- _STATED EXERCISE_: All lines holding the string "this" are to be shown.

- _SUPPLIED DATA_:
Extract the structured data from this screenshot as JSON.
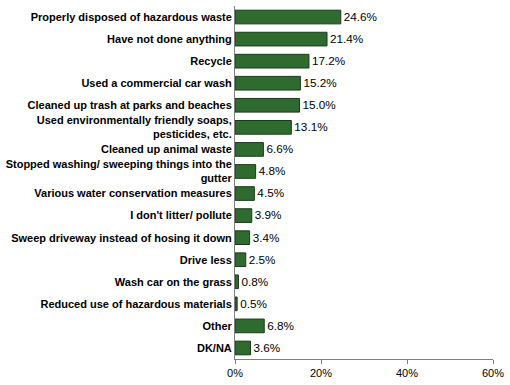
{
  "chart_data": {
    "type": "bar",
    "orientation": "horizontal",
    "categories": [
      "Properly disposed of hazardous waste",
      "Have not done anything",
      "Recycle",
      "Used a commercial car wash",
      "Cleaned up trash at parks and beaches",
      "Used environmentally friendly soaps, pesticides, etc.",
      "Cleaned up animal waste",
      "Stopped washing/ sweeping things into the gutter",
      "Various water conservation measures",
      "I don't litter/ pollute",
      "Sweep driveway instead of hosing it down",
      "Drive less",
      "Wash car on the grass",
      "Reduced use of hazardous materials",
      "Other",
      "DK/NA"
    ],
    "values": [
      24.6,
      21.4,
      17.2,
      15.2,
      15.0,
      13.1,
      6.6,
      4.8,
      4.5,
      3.9,
      3.4,
      2.5,
      0.8,
      0.5,
      6.8,
      3.6
    ],
    "value_labels": [
      "24.6%",
      "21.4%",
      "17.2%",
      "15.2%",
      "15.0%",
      "13.1%",
      "6.6%",
      "4.8%",
      "4.5%",
      "3.9%",
      "3.4%",
      "2.5%",
      "0.8%",
      "0.5%",
      "6.8%",
      "3.6%"
    ],
    "data_labels": true,
    "color": "#2f6b2f",
    "xlim": [
      0,
      60
    ],
    "xticks": [
      {
        "value": 0,
        "label": "0%"
      },
      {
        "value": 20,
        "label": "20%"
      },
      {
        "value": 40,
        "label": "40%"
      },
      {
        "value": 60,
        "label": "60%"
      }
    ],
    "grid": false
  }
}
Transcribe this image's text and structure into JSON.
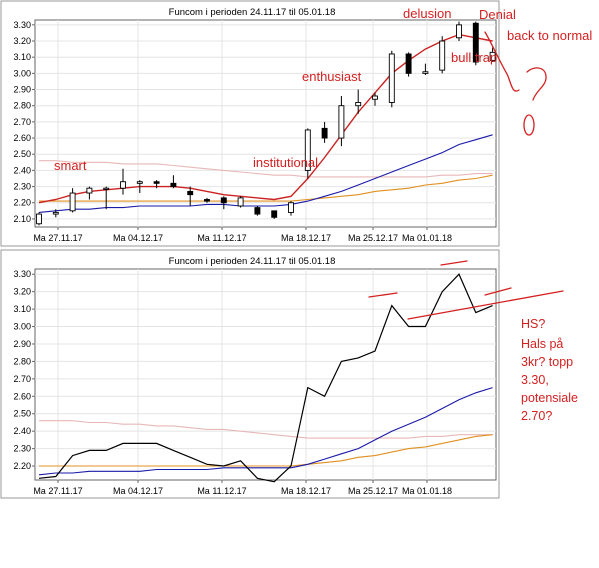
{
  "chart_data": [
    {
      "type": "candlestick",
      "title": "Funcom i perioden 24.11.17 til 05.01.18",
      "x_ticks": [
        "Ma 27.11.17",
        "Ma 04.12.17",
        "Ma 11.12.17",
        "Ma 18.12.17",
        "Ma 25.12.17",
        "Ma 01.01.18"
      ],
      "y_ticks": [
        "2.10",
        "2.20",
        "2.30",
        "2.40",
        "2.50",
        "2.60",
        "2.70",
        "2.80",
        "2.90",
        "3.00",
        "3.10",
        "3.20",
        "3.30"
      ],
      "ylim": [
        2.05,
        3.33
      ],
      "grid": true,
      "candles": [
        {
          "o": 2.07,
          "h": 2.14,
          "l": 2.06,
          "c": 2.13
        },
        {
          "o": 2.13,
          "h": 2.16,
          "l": 2.11,
          "c": 2.14
        },
        {
          "o": 2.15,
          "h": 2.29,
          "l": 2.14,
          "c": 2.26
        },
        {
          "o": 2.26,
          "h": 2.3,
          "l": 2.22,
          "c": 2.29
        },
        {
          "o": 2.29,
          "h": 2.3,
          "l": 2.16,
          "c": 2.29
        },
        {
          "o": 2.29,
          "h": 2.41,
          "l": 2.25,
          "c": 2.33
        },
        {
          "o": 2.32,
          "h": 2.34,
          "l": 2.26,
          "c": 2.33
        },
        {
          "o": 2.33,
          "h": 2.34,
          "l": 2.29,
          "c": 2.32
        },
        {
          "o": 2.32,
          "h": 2.37,
          "l": 2.29,
          "c": 2.3
        },
        {
          "o": 2.27,
          "h": 2.3,
          "l": 2.18,
          "c": 2.25
        },
        {
          "o": 2.22,
          "h": 2.23,
          "l": 2.2,
          "c": 2.21
        },
        {
          "o": 2.23,
          "h": 2.24,
          "l": 2.16,
          "c": 2.2
        },
        {
          "o": 2.18,
          "h": 2.24,
          "l": 2.17,
          "c": 2.23
        },
        {
          "o": 2.17,
          "h": 2.18,
          "l": 2.12,
          "c": 2.13
        },
        {
          "o": 2.15,
          "h": 2.15,
          "l": 2.1,
          "c": 2.11
        },
        {
          "o": 2.14,
          "h": 2.21,
          "l": 2.12,
          "c": 2.2
        },
        {
          "o": 2.4,
          "h": 2.66,
          "l": 2.35,
          "c": 2.65
        },
        {
          "o": 2.66,
          "h": 2.7,
          "l": 2.57,
          "c": 2.6
        },
        {
          "o": 2.6,
          "h": 2.86,
          "l": 2.55,
          "c": 2.8
        },
        {
          "o": 2.8,
          "h": 2.9,
          "l": 2.75,
          "c": 2.82
        },
        {
          "o": 2.84,
          "h": 2.88,
          "l": 2.8,
          "c": 2.86
        },
        {
          "o": 2.82,
          "h": 3.14,
          "l": 2.79,
          "c": 3.12
        },
        {
          "o": 3.12,
          "h": 3.13,
          "l": 2.98,
          "c": 3.0
        },
        {
          "o": 3.0,
          "h": 3.06,
          "l": 2.99,
          "c": 3.01
        },
        {
          "o": 3.02,
          "h": 3.23,
          "l": 3.0,
          "c": 3.2
        },
        {
          "o": 3.22,
          "h": 3.32,
          "l": 3.2,
          "c": 3.3
        },
        {
          "o": 3.31,
          "h": 3.32,
          "l": 3.05,
          "c": 3.07
        },
        {
          "o": 3.08,
          "h": 3.16,
          "l": 3.07,
          "c": 3.13
        }
      ],
      "ma_lines": [
        {
          "color": "#cc2222",
          "values": [
            2.2,
            2.22,
            2.25,
            2.27,
            2.28,
            2.29,
            2.3,
            2.3,
            2.3,
            2.29,
            2.27,
            2.25,
            2.24,
            2.23,
            2.22,
            2.24,
            2.35,
            2.48,
            2.62,
            2.76,
            2.88,
            3.0,
            3.08,
            3.15,
            3.2,
            3.24,
            3.22,
            3.2
          ]
        },
        {
          "color": "#1a1aa8",
          "values": [
            2.14,
            2.15,
            2.16,
            2.16,
            2.17,
            2.17,
            2.18,
            2.18,
            2.18,
            2.18,
            2.19,
            2.19,
            2.18,
            2.18,
            2.18,
            2.19,
            2.21,
            2.24,
            2.27,
            2.31,
            2.35,
            2.39,
            2.43,
            2.47,
            2.51,
            2.56,
            2.59,
            2.62
          ]
        },
        {
          "color": "#e09020",
          "values": [
            2.21,
            2.21,
            2.21,
            2.21,
            2.21,
            2.21,
            2.21,
            2.21,
            2.21,
            2.21,
            2.21,
            2.21,
            2.21,
            2.21,
            2.21,
            2.21,
            2.22,
            2.23,
            2.24,
            2.25,
            2.27,
            2.28,
            2.29,
            2.31,
            2.32,
            2.34,
            2.35,
            2.37
          ]
        },
        {
          "color": "#e8b8b8",
          "values": [
            2.46,
            2.46,
            2.45,
            2.45,
            2.45,
            2.44,
            2.44,
            2.44,
            2.43,
            2.42,
            2.41,
            2.4,
            2.39,
            2.38,
            2.37,
            2.37,
            2.36,
            2.36,
            2.36,
            2.36,
            2.36,
            2.36,
            2.36,
            2.36,
            2.37,
            2.37,
            2.38,
            2.38
          ]
        }
      ],
      "annotations": [
        "smart",
        "institutional",
        "enthusiast",
        "delusion",
        "Denial",
        "back to normal",
        "bull trap"
      ]
    },
    {
      "type": "line",
      "title": "Funcom i perioden 24.11.17 til 05.01.18",
      "x_ticks": [
        "Ma 27.11.17",
        "Ma 04.12.17",
        "Ma 11.12.17",
        "Ma 18.12.17",
        "Ma 25.12.17",
        "Ma 01.01.18"
      ],
      "y_ticks": [
        "2.20",
        "2.30",
        "2.40",
        "2.50",
        "2.60",
        "2.70",
        "2.80",
        "2.90",
        "3.00",
        "3.10",
        "3.20",
        "3.30"
      ],
      "ylim": [
        2.12,
        3.33
      ],
      "grid": true,
      "series": [
        {
          "color": "#000000",
          "values": [
            2.13,
            2.14,
            2.26,
            2.29,
            2.29,
            2.33,
            2.33,
            2.33,
            2.29,
            2.25,
            2.21,
            2.2,
            2.23,
            2.13,
            2.11,
            2.2,
            2.65,
            2.6,
            2.8,
            2.82,
            2.86,
            3.12,
            3.0,
            3.0,
            3.2,
            3.3,
            3.08,
            3.12
          ]
        },
        {
          "color": "#1a1aa8",
          "values": [
            2.15,
            2.16,
            2.16,
            2.17,
            2.17,
            2.17,
            2.17,
            2.18,
            2.18,
            2.18,
            2.18,
            2.19,
            2.19,
            2.19,
            2.19,
            2.19,
            2.21,
            2.24,
            2.27,
            2.3,
            2.35,
            2.4,
            2.44,
            2.48,
            2.53,
            2.58,
            2.62,
            2.65
          ]
        },
        {
          "color": "#e09020",
          "values": [
            2.2,
            2.2,
            2.2,
            2.2,
            2.2,
            2.2,
            2.2,
            2.2,
            2.2,
            2.2,
            2.2,
            2.2,
            2.2,
            2.2,
            2.2,
            2.2,
            2.21,
            2.22,
            2.23,
            2.25,
            2.26,
            2.28,
            2.3,
            2.31,
            2.33,
            2.35,
            2.37,
            2.38
          ]
        },
        {
          "color": "#e8b8b8",
          "values": [
            2.46,
            2.46,
            2.46,
            2.45,
            2.45,
            2.44,
            2.44,
            2.43,
            2.43,
            2.42,
            2.41,
            2.41,
            2.4,
            2.39,
            2.38,
            2.37,
            2.36,
            2.36,
            2.36,
            2.36,
            2.36,
            2.36,
            2.36,
            2.37,
            2.37,
            2.38,
            2.38,
            2.38
          ]
        }
      ],
      "annotations": [
        "HS?",
        "Hals på",
        "3kr? topp",
        "3.30,",
        "potensiale",
        "2.70?"
      ]
    }
  ],
  "annotation_color": "#d42020"
}
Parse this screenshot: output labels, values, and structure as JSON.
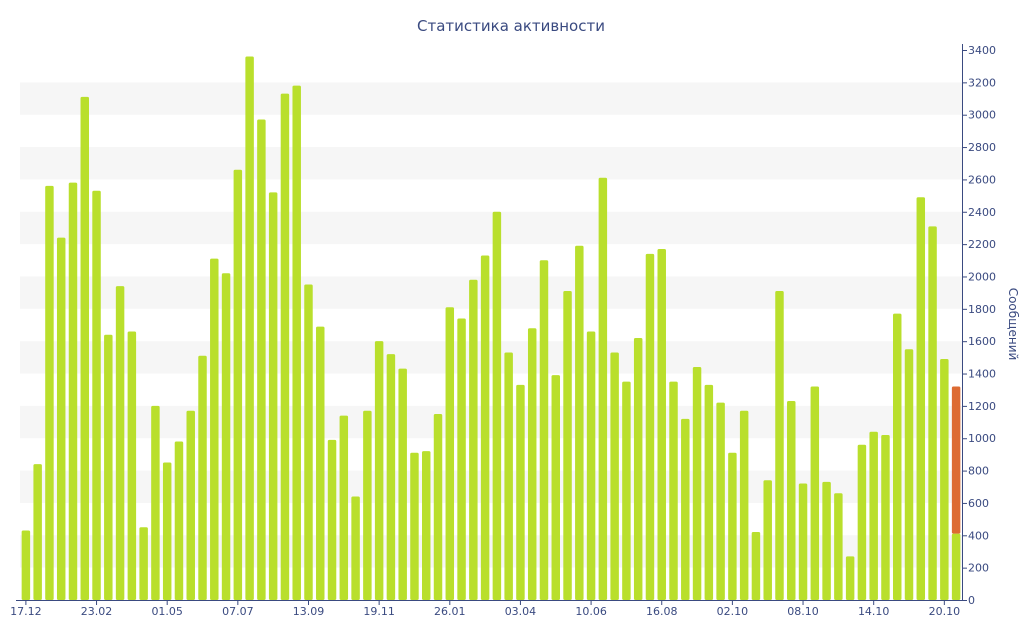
{
  "chart_data": {
    "type": "bar",
    "title": "Статистика активности",
    "ylabel": "Сообщений",
    "xlabel": "",
    "ylim": [
      0,
      3400
    ],
    "yticks": [
      0,
      200,
      400,
      600,
      800,
      1000,
      1200,
      1400,
      1600,
      1800,
      2000,
      2200,
      2400,
      2600,
      2800,
      3000,
      3200,
      3400
    ],
    "y_axis_position": "right",
    "grid": "alternating horizontal bands",
    "x_tick_labels": [
      {
        "label": "17.12",
        "index": 0
      },
      {
        "label": "23.02",
        "index": 6
      },
      {
        "label": "01.05",
        "index": 12
      },
      {
        "label": "07.07",
        "index": 18
      },
      {
        "label": "13.09",
        "index": 24
      },
      {
        "label": "19.11",
        "index": 30
      },
      {
        "label": "26.01",
        "index": 36
      },
      {
        "label": "03.04",
        "index": 42
      },
      {
        "label": "10.06",
        "index": 48
      },
      {
        "label": "16.08",
        "index": 54
      },
      {
        "label": "02.10",
        "index": 60
      },
      {
        "label": "08.10",
        "index": 66
      },
      {
        "label": "14.10",
        "index": 72
      },
      {
        "label": "20.10",
        "index": 78
      }
    ],
    "colors": {
      "primary": "#b9df2c",
      "highlight": "#dd6b33",
      "text": "#3a4a80",
      "band": "#f6f6f6",
      "axis": "#3a4a80"
    },
    "series": [
      {
        "values": [
          430,
          840,
          2560,
          2240,
          2580,
          3110,
          2530,
          1640,
          1940,
          1660,
          450,
          1200,
          850,
          980,
          1170,
          1510,
          2110,
          2020,
          2660,
          3360,
          2970,
          2520,
          3130,
          3180,
          1950,
          1690,
          990,
          1140,
          640,
          1170,
          1600,
          1520,
          1430,
          910,
          920,
          1150,
          1810,
          1740,
          1980,
          2130,
          2400,
          1530,
          1330,
          1680,
          2100,
          1390,
          1910,
          2190,
          1660,
          2610,
          1530,
          1350,
          1620,
          2140,
          2170,
          1350,
          1120,
          1440,
          1330,
          1220,
          910,
          1170,
          420,
          740,
          1910,
          1230,
          720,
          1320,
          730,
          660,
          270,
          960,
          1040,
          1020,
          1770,
          1550,
          2490,
          2310,
          1490,
          410
        ]
      },
      {
        "values": [
          0,
          0,
          0,
          0,
          0,
          0,
          0,
          0,
          0,
          0,
          0,
          0,
          0,
          0,
          0,
          0,
          0,
          0,
          0,
          0,
          0,
          0,
          0,
          0,
          0,
          0,
          0,
          0,
          0,
          0,
          0,
          0,
          0,
          0,
          0,
          0,
          0,
          0,
          0,
          0,
          0,
          0,
          0,
          0,
          0,
          0,
          0,
          0,
          0,
          0,
          0,
          0,
          0,
          0,
          0,
          0,
          0,
          0,
          0,
          0,
          0,
          0,
          0,
          0,
          0,
          0,
          0,
          0,
          0,
          0,
          0,
          0,
          0,
          0,
          0,
          0,
          0,
          0,
          0,
          910
        ]
      }
    ]
  }
}
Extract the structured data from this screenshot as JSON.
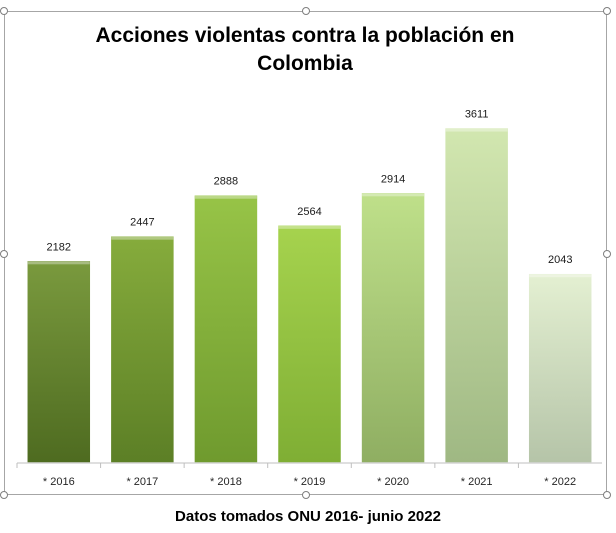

- _EXPECTED OUTPUT_:
Extract the structured data from this screenshot as JSON.
Transcribe this image's text and structure into JSON.
Parse this screenshot: output labels, values, and structure as JSON.
Extract the structured data from this screenshot as JSON.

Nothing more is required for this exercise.